— start of Input data —

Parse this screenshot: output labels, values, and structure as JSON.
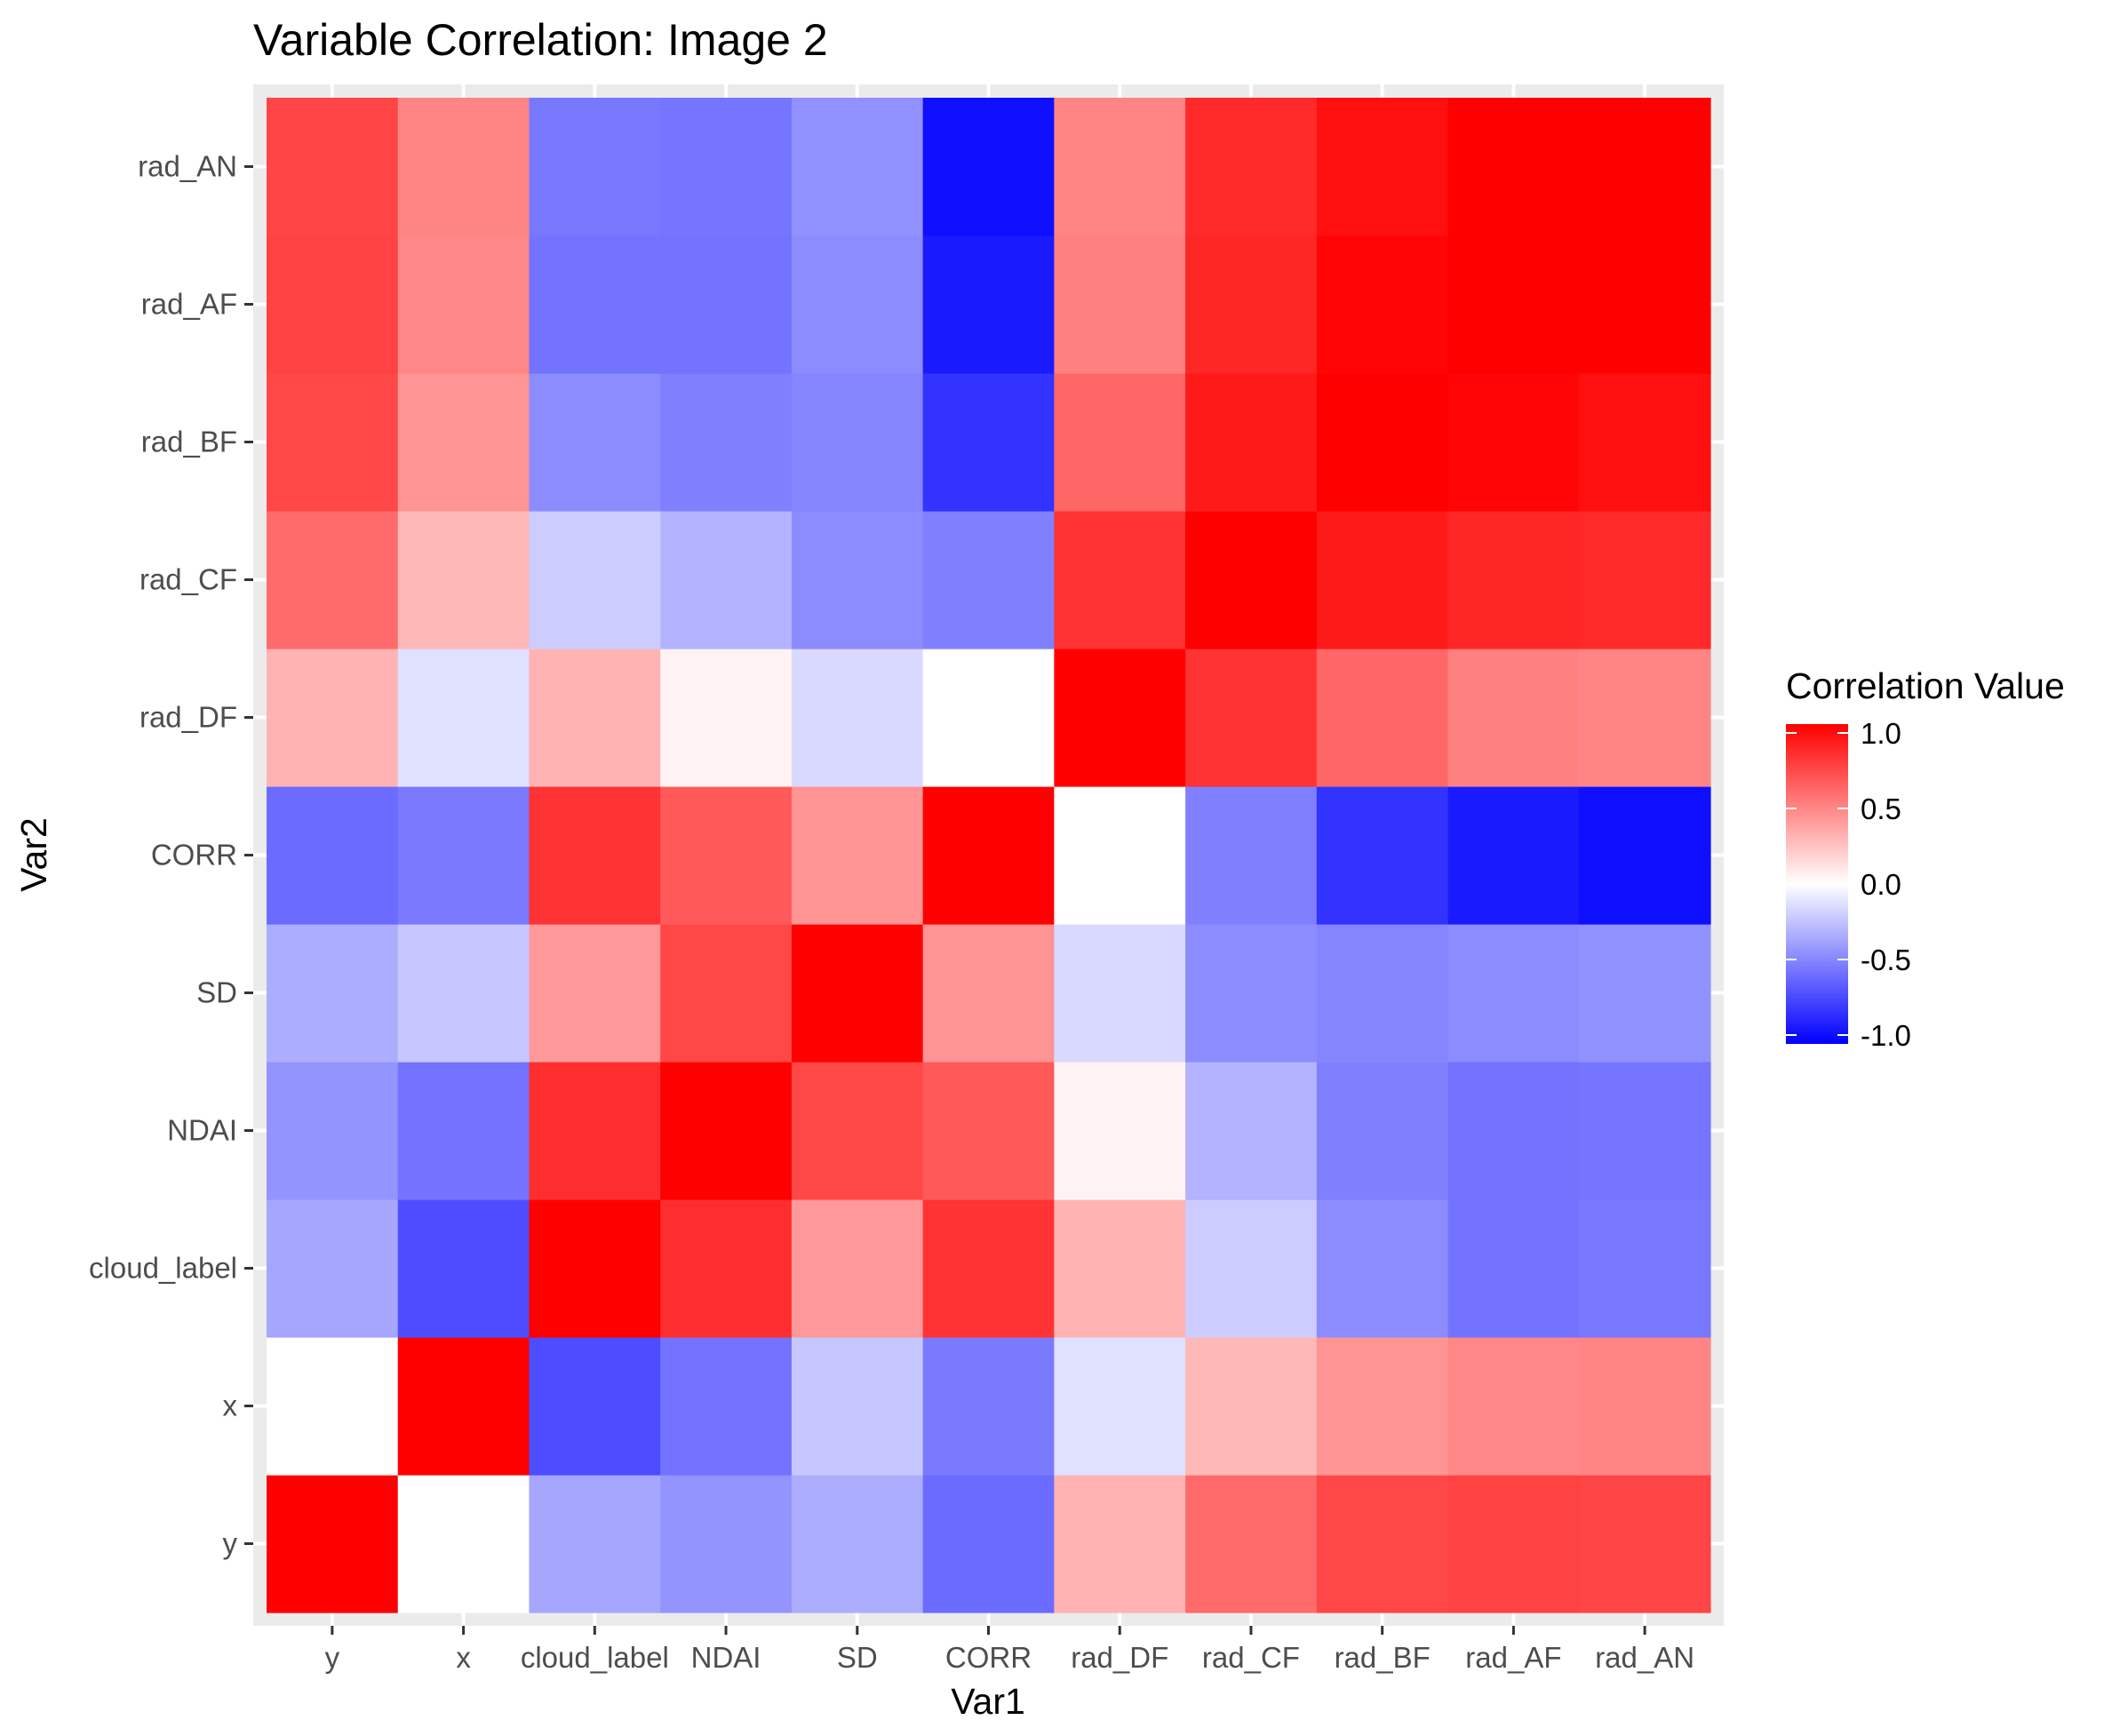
{
  "chart_data": {
    "type": "heatmap",
    "title": "Variable Correlation: Image 2",
    "xlabel": "Var1",
    "ylabel": "Var2",
    "x": [
      "y",
      "x",
      "cloud_label",
      "NDAI",
      "SD",
      "CORR",
      "rad_DF",
      "rad_CF",
      "rad_BF",
      "rad_AF",
      "rad_AN"
    ],
    "y": [
      "y",
      "x",
      "cloud_label",
      "NDAI",
      "SD",
      "CORR",
      "rad_DF",
      "rad_CF",
      "rad_BF",
      "rad_AF",
      "rad_AN"
    ],
    "values": [
      [
        1.0,
        0.0,
        -0.35,
        -0.42,
        -0.32,
        -0.58,
        0.3,
        0.58,
        0.72,
        0.74,
        0.73
      ],
      [
        0.0,
        1.0,
        -0.7,
        -0.55,
        -0.22,
        -0.52,
        -0.12,
        0.28,
        0.42,
        0.47,
        0.48
      ],
      [
        -0.35,
        -0.7,
        1.0,
        0.82,
        0.4,
        0.8,
        0.3,
        -0.2,
        -0.45,
        -0.55,
        -0.53
      ],
      [
        -0.42,
        -0.55,
        0.82,
        1.0,
        0.72,
        0.65,
        0.05,
        -0.3,
        -0.5,
        -0.55,
        -0.54
      ],
      [
        -0.32,
        -0.22,
        0.4,
        0.72,
        1.0,
        0.42,
        -0.15,
        -0.45,
        -0.48,
        -0.45,
        -0.43
      ],
      [
        -0.58,
        -0.52,
        0.8,
        0.65,
        0.42,
        1.0,
        0.0,
        -0.5,
        -0.8,
        -0.9,
        -0.94
      ],
      [
        0.3,
        -0.12,
        0.3,
        0.05,
        -0.15,
        0.0,
        1.0,
        0.8,
        0.6,
        0.5,
        0.48
      ],
      [
        0.58,
        0.28,
        -0.2,
        -0.3,
        -0.45,
        -0.5,
        0.8,
        1.0,
        0.9,
        0.85,
        0.84
      ],
      [
        0.72,
        0.42,
        -0.45,
        -0.5,
        -0.48,
        -0.8,
        0.6,
        0.9,
        1.0,
        0.98,
        0.94
      ],
      [
        0.74,
        0.47,
        -0.55,
        -0.55,
        -0.45,
        -0.9,
        0.5,
        0.85,
        0.98,
        1.0,
        1.0
      ],
      [
        0.73,
        0.48,
        -0.53,
        -0.54,
        -0.43,
        -0.94,
        0.48,
        0.84,
        0.94,
        1.0,
        1.0
      ]
    ],
    "color_scale": {
      "low": "#0000ff",
      "mid": "#ffffff",
      "high": "#ff0000",
      "limits": [
        -1,
        1
      ]
    },
    "legend": {
      "title": "Correlation Value",
      "ticks": [
        1.0,
        0.5,
        0.0,
        -0.5,
        -1.0
      ],
      "tick_labels": [
        "1.0",
        "0.5",
        "0.0",
        "-0.5",
        "-1.0"
      ],
      "position": "right"
    },
    "panel_background": "#ebebeb",
    "grid": true
  }
}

— end of Input data —

**Instruction:** What is the number of lines holding the word "title"? State it alone.

**Full response:** 2